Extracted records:
= = = =
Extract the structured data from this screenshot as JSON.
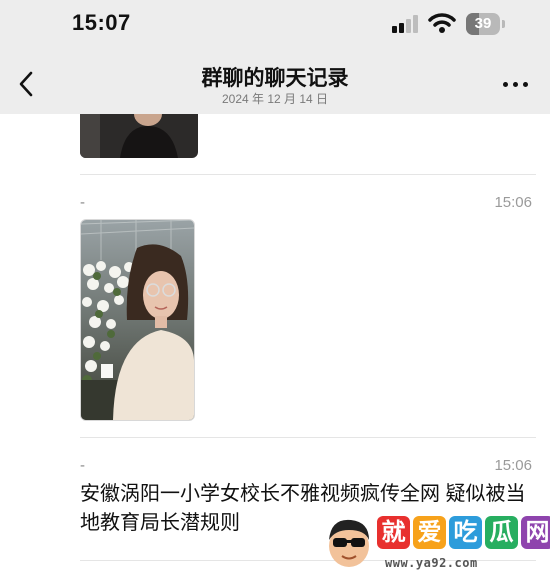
{
  "status_bar": {
    "time": "15:07",
    "battery_level": "39",
    "battery_fraction": 0.39
  },
  "nav": {
    "title": "群聊的聊天记录",
    "subtitle": "2024 年 12 月 14 日"
  },
  "messages": [
    {
      "sender": "-",
      "time": "15:06",
      "type": "image"
    },
    {
      "sender": "-",
      "time": "15:06",
      "type": "text",
      "text": "安徽涡阳一小学女校长不雅视频疯传全网 疑似被当地教育局长潜规则"
    }
  ],
  "watermark": {
    "chars": [
      "就",
      "爱",
      "吃",
      "瓜",
      "网"
    ],
    "url": "www.ya92.com",
    "colors": [
      "#e8302e",
      "#f7a21b",
      "#2d9cdb",
      "#27ae60",
      "#8e44ad"
    ]
  },
  "colors": {
    "header_bg": "#ededed",
    "content_bg": "#ffffff",
    "secondary_text": "#888888"
  }
}
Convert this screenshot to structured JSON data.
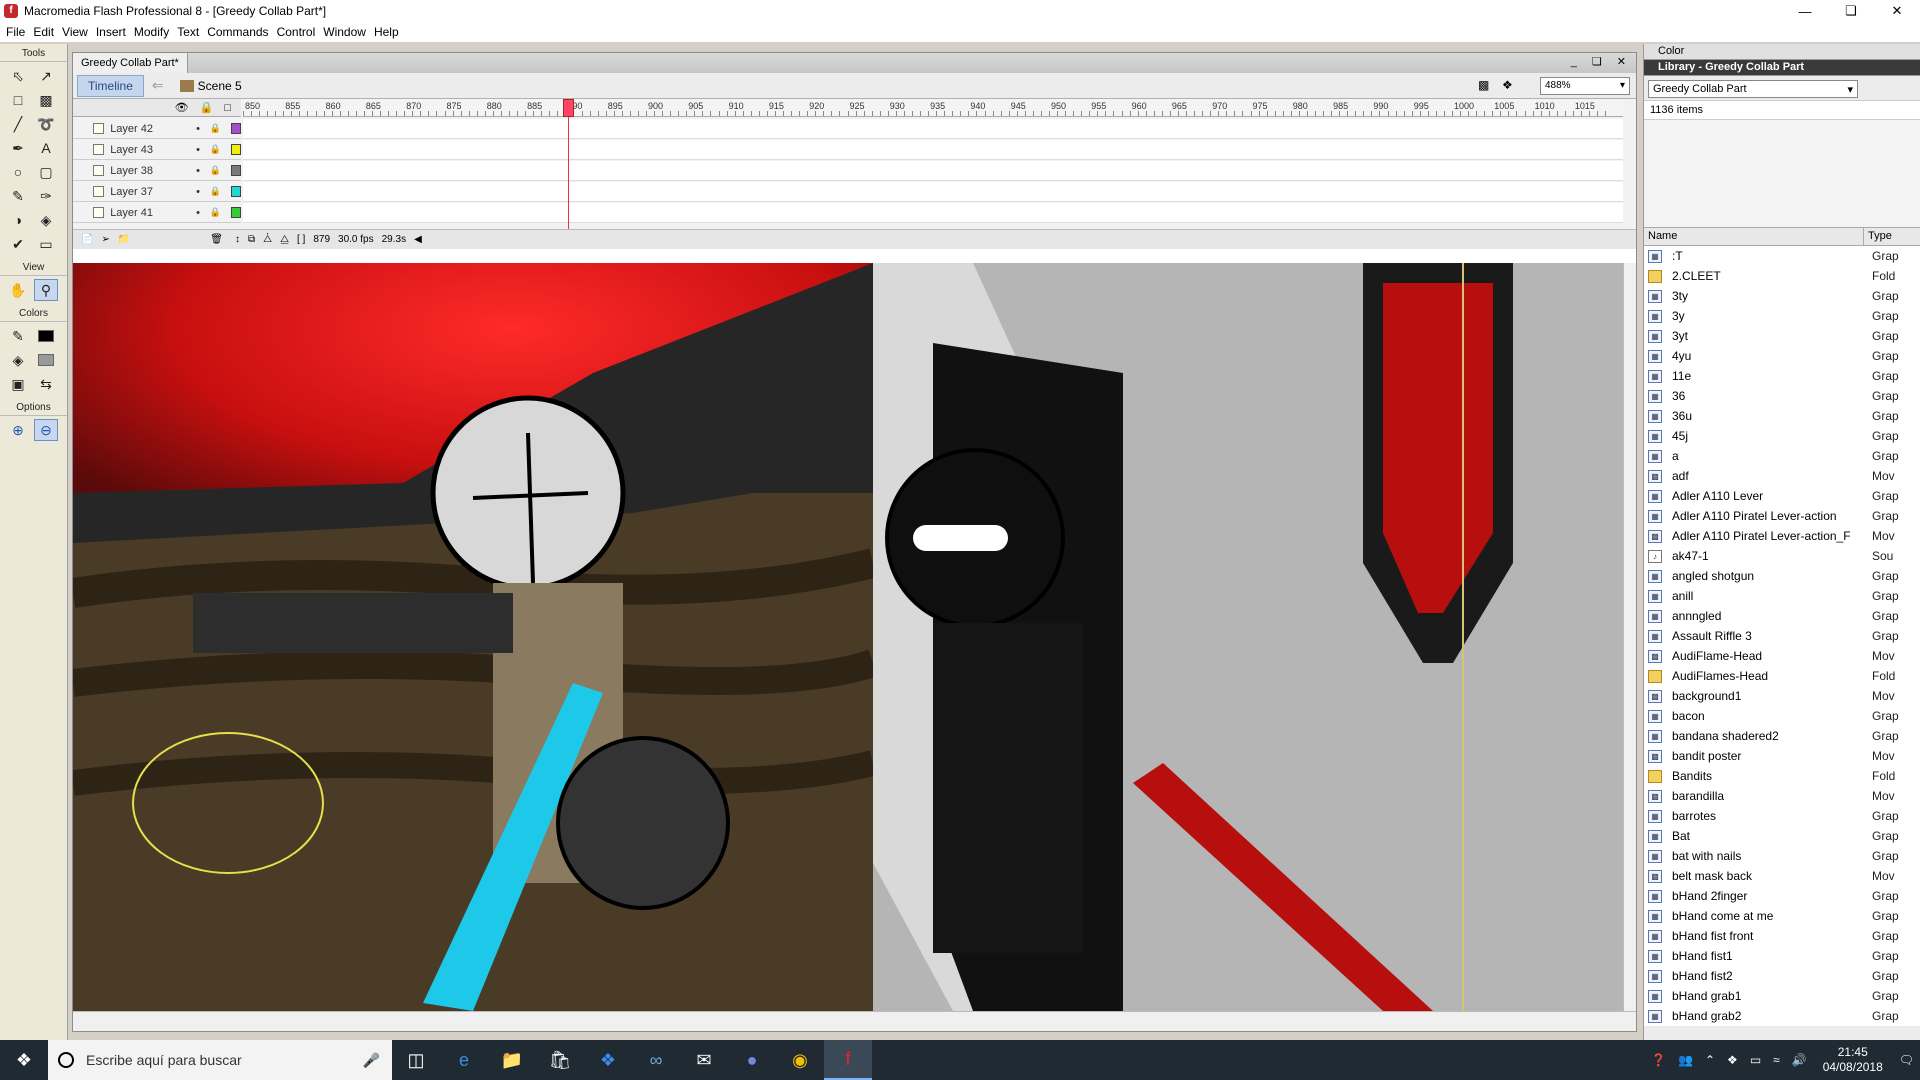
= = = =
REQUIRED WORK
Scan the entries above. Copy each line that has the string "structured".

TASK ANSWER
Extract the structured data from this screenshot as JSON.
Convert this screenshot to structured JSON data.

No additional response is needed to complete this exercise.